* [Objective]:
Answer with a single number, the count of lines holding the word "sdflvUrl".

===

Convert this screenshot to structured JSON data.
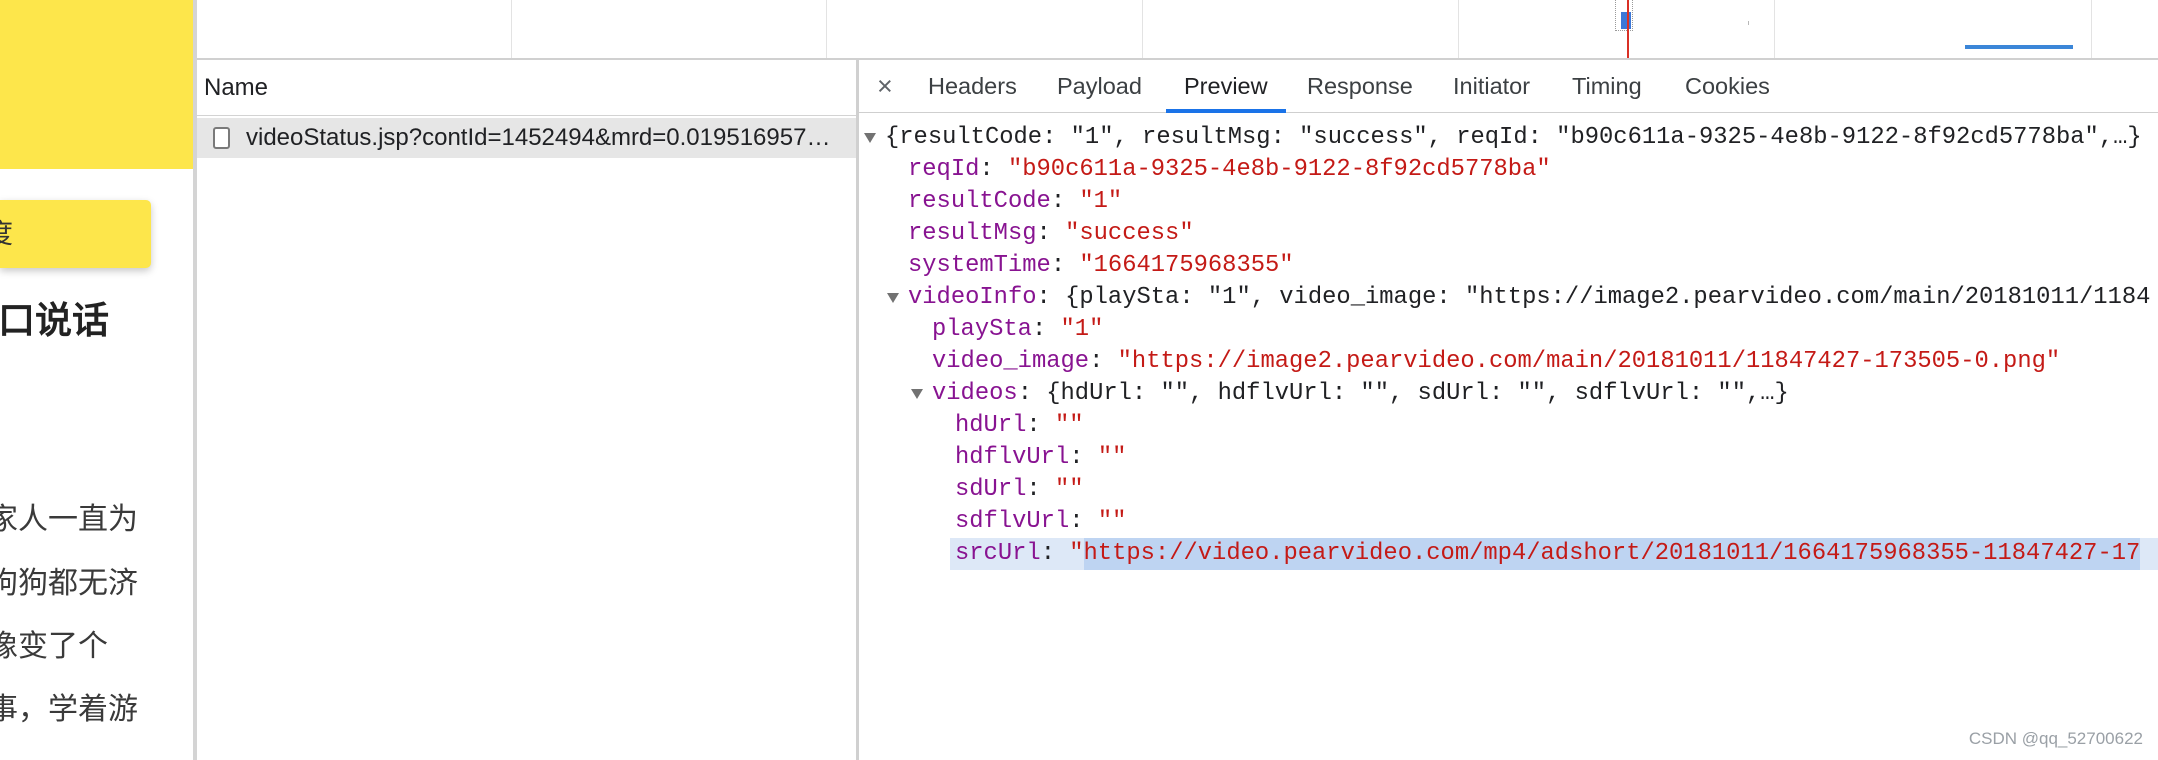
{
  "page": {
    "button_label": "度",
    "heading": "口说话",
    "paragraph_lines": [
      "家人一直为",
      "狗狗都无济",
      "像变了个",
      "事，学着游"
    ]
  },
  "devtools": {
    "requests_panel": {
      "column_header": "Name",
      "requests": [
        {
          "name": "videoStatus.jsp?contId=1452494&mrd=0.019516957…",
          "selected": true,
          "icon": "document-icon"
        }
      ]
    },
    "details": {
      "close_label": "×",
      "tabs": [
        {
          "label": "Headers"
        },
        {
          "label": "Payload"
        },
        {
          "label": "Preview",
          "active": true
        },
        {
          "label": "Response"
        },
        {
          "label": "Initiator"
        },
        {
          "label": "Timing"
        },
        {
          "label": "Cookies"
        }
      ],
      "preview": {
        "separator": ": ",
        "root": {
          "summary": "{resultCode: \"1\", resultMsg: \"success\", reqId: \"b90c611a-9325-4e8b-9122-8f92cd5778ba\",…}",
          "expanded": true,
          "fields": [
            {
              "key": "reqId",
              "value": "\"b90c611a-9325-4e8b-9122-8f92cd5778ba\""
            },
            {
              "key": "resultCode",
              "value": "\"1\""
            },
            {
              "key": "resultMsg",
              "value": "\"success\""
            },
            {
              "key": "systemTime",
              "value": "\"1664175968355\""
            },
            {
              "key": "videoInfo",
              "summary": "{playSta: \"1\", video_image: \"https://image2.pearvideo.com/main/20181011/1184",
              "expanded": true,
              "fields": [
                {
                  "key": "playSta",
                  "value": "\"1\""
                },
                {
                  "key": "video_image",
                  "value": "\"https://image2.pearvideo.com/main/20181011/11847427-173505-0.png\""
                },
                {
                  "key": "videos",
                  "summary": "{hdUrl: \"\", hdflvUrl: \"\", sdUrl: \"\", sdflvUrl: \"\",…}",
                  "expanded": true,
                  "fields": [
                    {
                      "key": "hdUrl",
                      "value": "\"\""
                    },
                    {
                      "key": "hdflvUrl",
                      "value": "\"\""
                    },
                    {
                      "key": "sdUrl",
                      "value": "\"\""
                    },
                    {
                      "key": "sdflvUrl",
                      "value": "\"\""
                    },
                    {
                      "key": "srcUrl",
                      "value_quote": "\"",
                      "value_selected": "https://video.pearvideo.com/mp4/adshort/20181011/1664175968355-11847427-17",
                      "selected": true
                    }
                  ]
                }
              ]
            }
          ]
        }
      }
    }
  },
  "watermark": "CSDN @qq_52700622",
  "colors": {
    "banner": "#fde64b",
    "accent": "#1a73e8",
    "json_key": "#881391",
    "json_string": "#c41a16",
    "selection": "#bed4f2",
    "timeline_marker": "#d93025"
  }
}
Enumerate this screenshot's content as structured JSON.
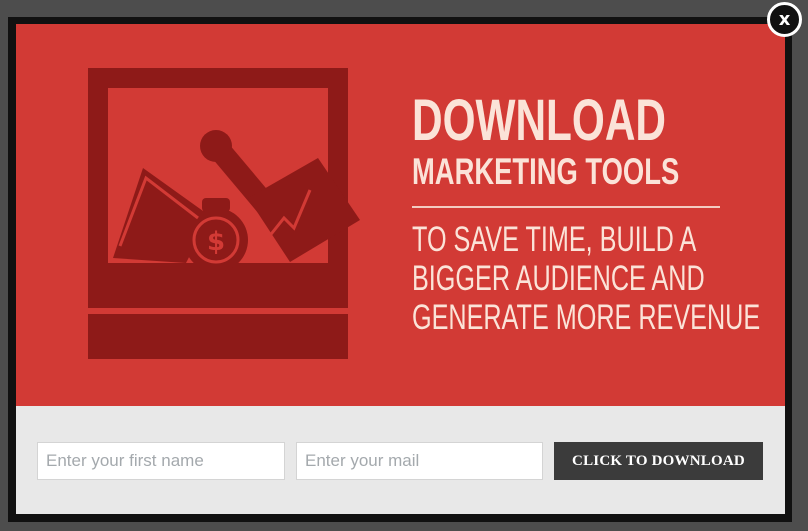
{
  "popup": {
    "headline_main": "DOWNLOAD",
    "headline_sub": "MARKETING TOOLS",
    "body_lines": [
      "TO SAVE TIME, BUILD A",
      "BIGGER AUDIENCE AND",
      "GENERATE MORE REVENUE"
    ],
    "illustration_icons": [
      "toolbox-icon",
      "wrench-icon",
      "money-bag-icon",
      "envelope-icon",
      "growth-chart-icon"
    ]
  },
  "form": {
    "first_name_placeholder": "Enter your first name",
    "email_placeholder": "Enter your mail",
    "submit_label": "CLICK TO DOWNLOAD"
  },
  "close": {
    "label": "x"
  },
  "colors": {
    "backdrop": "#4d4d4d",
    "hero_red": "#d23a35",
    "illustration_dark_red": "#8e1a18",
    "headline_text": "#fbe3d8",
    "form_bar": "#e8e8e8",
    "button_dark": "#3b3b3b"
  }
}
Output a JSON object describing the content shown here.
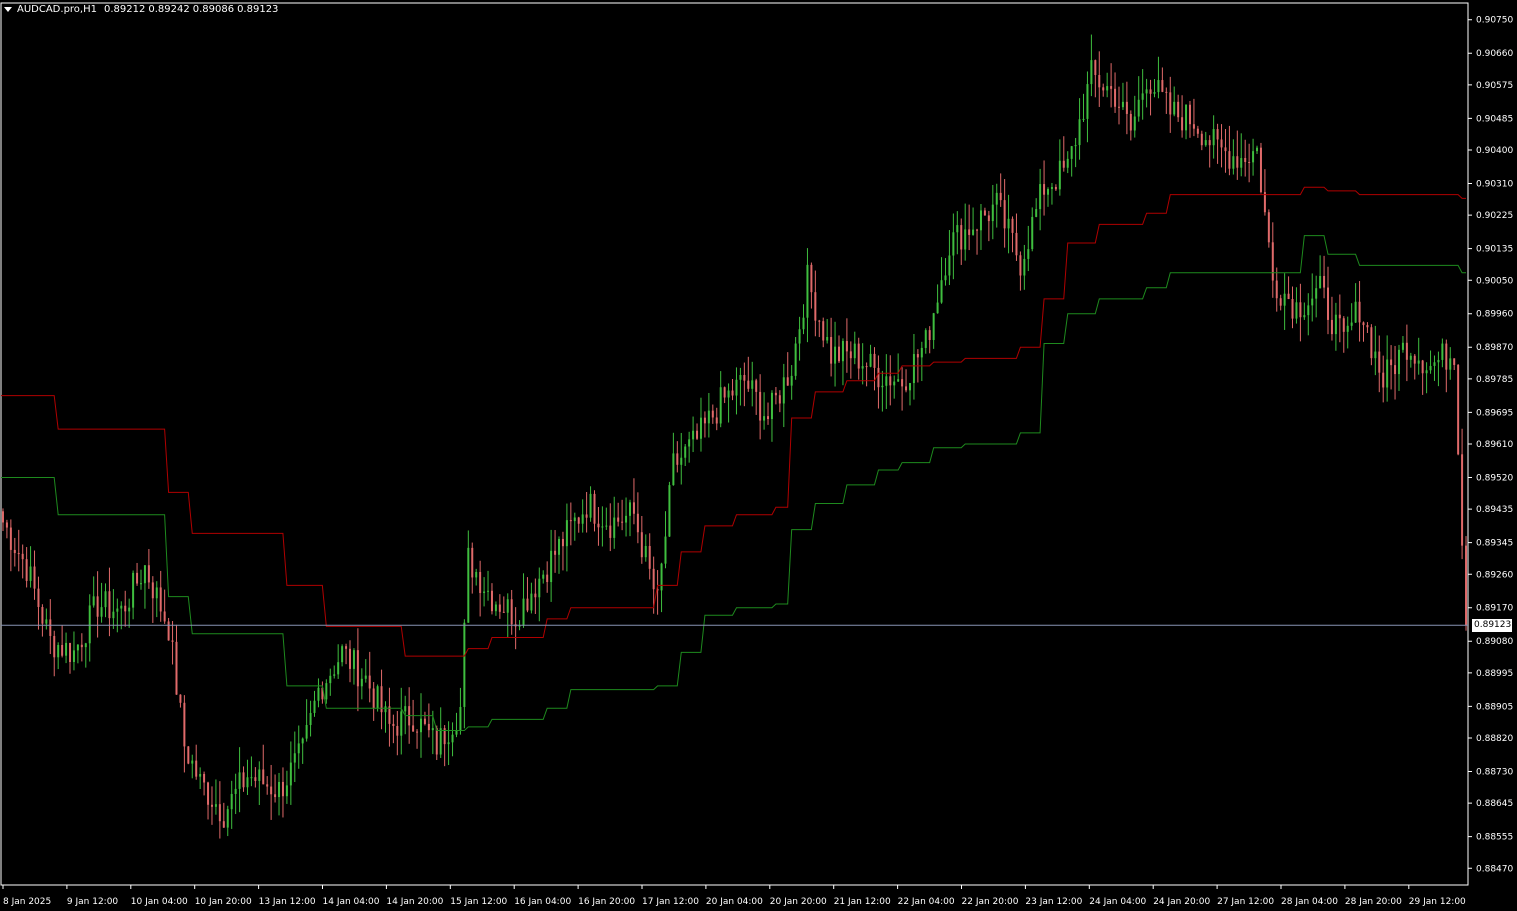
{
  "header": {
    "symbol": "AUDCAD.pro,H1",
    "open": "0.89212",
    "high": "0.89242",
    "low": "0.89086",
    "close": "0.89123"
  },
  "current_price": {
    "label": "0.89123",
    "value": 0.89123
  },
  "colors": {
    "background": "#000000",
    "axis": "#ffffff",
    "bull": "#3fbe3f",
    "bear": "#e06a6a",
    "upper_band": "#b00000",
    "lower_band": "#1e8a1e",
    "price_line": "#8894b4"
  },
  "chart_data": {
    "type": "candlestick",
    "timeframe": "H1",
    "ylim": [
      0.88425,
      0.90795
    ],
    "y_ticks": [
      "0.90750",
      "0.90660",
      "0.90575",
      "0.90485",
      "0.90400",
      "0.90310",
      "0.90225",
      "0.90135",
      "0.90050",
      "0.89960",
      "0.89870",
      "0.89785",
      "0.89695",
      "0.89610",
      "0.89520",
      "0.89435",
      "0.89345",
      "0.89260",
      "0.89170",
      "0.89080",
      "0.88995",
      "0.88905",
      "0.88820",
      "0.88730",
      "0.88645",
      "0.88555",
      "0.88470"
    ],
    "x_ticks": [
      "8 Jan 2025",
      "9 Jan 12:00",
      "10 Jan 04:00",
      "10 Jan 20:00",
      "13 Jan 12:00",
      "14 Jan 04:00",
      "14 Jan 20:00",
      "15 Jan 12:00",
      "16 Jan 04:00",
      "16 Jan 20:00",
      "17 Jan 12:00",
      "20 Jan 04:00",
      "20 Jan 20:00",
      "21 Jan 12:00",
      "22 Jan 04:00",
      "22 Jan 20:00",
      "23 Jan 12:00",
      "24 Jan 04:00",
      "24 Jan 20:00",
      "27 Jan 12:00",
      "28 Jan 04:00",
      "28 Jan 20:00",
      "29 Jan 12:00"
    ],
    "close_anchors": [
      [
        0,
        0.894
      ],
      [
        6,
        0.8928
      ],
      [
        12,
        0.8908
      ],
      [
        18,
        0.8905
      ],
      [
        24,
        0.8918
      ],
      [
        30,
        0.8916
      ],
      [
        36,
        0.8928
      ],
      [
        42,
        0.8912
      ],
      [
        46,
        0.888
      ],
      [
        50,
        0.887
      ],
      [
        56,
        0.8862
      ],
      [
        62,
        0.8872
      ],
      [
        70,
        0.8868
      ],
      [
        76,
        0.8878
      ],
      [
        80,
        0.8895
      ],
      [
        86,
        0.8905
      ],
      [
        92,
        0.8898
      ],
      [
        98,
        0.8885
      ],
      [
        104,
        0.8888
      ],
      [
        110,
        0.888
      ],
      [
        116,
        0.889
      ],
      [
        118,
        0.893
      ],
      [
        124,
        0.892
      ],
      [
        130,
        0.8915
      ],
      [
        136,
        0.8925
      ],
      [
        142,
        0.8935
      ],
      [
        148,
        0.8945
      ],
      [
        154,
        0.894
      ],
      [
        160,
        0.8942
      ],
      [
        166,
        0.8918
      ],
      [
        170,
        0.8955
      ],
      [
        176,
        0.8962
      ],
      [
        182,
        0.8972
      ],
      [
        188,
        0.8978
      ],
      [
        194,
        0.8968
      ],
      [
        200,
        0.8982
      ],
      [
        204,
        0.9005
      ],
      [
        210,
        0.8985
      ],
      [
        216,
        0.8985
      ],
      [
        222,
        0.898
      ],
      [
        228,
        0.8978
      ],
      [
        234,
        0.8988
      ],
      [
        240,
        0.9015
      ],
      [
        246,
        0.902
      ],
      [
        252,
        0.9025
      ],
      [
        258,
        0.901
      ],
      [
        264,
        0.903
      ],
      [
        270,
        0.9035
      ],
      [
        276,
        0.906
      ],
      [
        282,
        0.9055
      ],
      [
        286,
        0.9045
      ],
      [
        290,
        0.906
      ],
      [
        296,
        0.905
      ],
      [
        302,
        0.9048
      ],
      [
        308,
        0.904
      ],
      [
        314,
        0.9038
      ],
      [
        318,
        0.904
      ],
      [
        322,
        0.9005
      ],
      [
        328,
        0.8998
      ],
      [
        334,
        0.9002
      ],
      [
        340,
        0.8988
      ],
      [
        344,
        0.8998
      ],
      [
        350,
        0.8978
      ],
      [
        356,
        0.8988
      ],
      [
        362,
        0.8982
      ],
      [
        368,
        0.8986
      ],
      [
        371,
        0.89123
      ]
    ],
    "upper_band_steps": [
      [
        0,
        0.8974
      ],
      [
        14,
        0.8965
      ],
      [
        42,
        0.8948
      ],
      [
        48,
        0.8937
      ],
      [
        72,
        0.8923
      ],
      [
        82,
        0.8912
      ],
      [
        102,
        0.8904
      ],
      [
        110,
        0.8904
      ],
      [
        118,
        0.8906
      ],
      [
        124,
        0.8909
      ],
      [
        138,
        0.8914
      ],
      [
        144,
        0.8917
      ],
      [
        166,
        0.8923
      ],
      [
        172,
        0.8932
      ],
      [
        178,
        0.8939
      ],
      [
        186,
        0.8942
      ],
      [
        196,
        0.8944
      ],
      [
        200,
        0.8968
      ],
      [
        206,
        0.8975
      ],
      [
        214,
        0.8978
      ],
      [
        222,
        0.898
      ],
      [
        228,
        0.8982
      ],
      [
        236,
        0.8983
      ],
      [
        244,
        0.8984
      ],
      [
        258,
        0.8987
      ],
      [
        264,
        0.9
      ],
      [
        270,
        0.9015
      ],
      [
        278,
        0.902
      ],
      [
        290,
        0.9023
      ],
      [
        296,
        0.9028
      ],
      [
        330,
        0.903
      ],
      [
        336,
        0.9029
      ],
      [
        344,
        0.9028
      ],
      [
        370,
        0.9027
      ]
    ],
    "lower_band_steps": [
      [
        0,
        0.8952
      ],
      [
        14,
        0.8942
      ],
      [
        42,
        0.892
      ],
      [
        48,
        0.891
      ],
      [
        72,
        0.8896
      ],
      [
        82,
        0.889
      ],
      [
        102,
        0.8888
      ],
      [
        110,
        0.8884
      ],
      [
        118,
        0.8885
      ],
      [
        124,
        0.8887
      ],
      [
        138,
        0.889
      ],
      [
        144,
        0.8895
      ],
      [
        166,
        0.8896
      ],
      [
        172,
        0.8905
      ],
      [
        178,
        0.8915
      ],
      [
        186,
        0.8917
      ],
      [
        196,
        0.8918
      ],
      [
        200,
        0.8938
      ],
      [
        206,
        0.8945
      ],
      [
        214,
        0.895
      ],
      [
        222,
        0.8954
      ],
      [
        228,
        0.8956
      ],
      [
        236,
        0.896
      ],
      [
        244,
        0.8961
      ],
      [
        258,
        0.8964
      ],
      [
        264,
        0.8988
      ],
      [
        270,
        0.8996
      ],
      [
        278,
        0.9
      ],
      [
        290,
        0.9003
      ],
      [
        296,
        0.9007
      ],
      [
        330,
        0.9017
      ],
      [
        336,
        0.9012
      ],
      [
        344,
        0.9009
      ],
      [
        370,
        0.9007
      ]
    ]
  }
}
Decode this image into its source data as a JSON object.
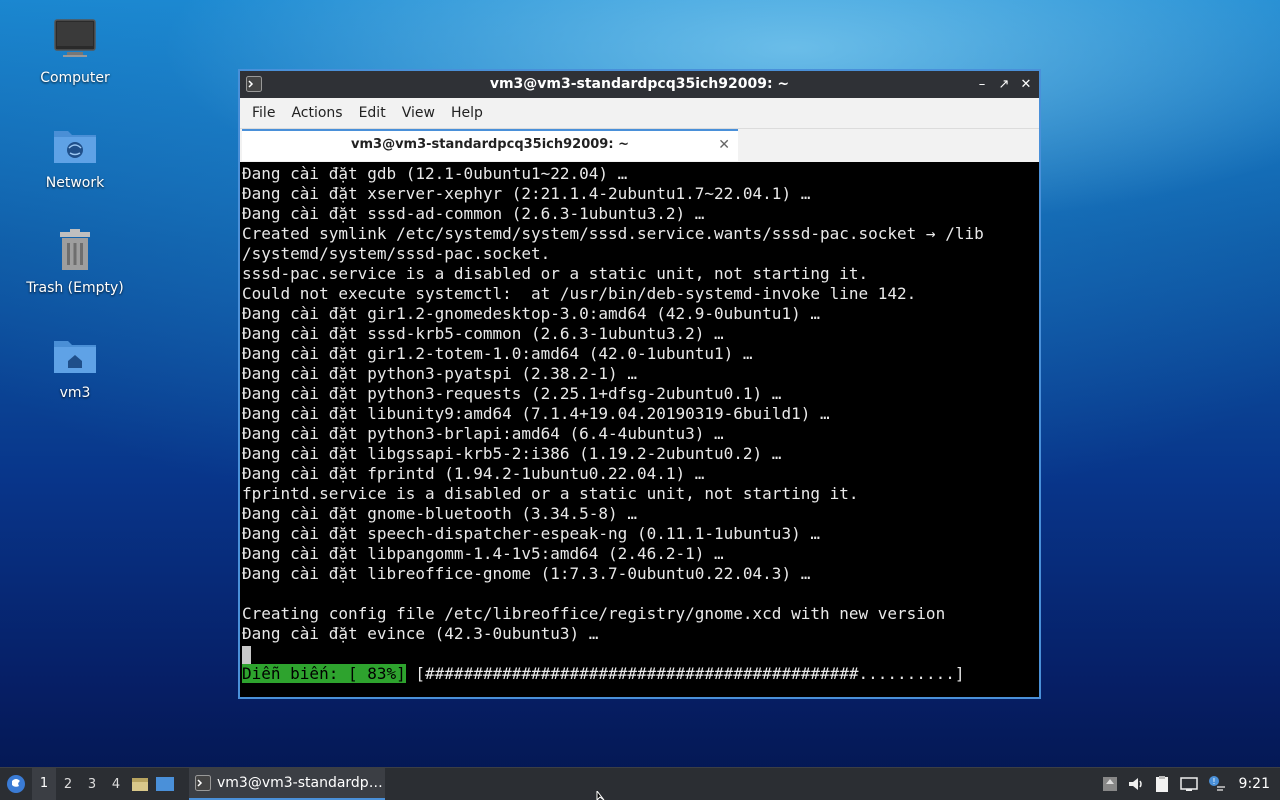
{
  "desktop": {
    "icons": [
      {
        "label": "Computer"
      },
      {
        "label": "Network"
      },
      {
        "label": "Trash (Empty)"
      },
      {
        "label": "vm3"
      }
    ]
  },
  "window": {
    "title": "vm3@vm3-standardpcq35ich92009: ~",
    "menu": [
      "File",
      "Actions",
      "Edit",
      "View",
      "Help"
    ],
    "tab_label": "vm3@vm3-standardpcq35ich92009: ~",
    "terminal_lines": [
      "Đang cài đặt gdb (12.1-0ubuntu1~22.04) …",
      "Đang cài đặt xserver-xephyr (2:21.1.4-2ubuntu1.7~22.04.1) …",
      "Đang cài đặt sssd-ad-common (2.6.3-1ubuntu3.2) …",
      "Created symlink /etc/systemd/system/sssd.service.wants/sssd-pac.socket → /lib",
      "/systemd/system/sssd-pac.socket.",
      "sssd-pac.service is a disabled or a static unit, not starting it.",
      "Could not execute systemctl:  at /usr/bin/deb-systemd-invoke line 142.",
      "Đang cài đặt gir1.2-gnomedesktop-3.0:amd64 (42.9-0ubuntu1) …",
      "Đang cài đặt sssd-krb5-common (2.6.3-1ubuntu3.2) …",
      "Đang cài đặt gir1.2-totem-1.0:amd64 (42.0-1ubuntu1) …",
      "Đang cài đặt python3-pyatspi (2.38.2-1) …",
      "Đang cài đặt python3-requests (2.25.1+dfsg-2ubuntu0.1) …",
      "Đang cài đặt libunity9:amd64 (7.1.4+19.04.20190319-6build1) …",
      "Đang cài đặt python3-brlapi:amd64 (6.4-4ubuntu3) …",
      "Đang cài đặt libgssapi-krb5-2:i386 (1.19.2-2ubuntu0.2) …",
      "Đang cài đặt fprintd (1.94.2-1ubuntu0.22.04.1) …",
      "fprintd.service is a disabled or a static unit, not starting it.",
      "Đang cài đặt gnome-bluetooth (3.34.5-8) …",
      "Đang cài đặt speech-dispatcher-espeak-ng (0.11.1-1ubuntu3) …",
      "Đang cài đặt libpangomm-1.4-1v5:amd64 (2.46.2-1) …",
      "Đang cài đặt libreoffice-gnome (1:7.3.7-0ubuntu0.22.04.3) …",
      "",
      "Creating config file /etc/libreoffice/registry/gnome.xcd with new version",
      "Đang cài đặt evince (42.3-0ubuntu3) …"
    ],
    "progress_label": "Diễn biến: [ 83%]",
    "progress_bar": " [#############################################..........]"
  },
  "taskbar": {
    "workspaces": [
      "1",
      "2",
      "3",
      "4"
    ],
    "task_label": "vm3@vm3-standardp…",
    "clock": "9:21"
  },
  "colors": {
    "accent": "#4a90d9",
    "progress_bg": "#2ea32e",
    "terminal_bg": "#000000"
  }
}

===

* [Task solution]:
2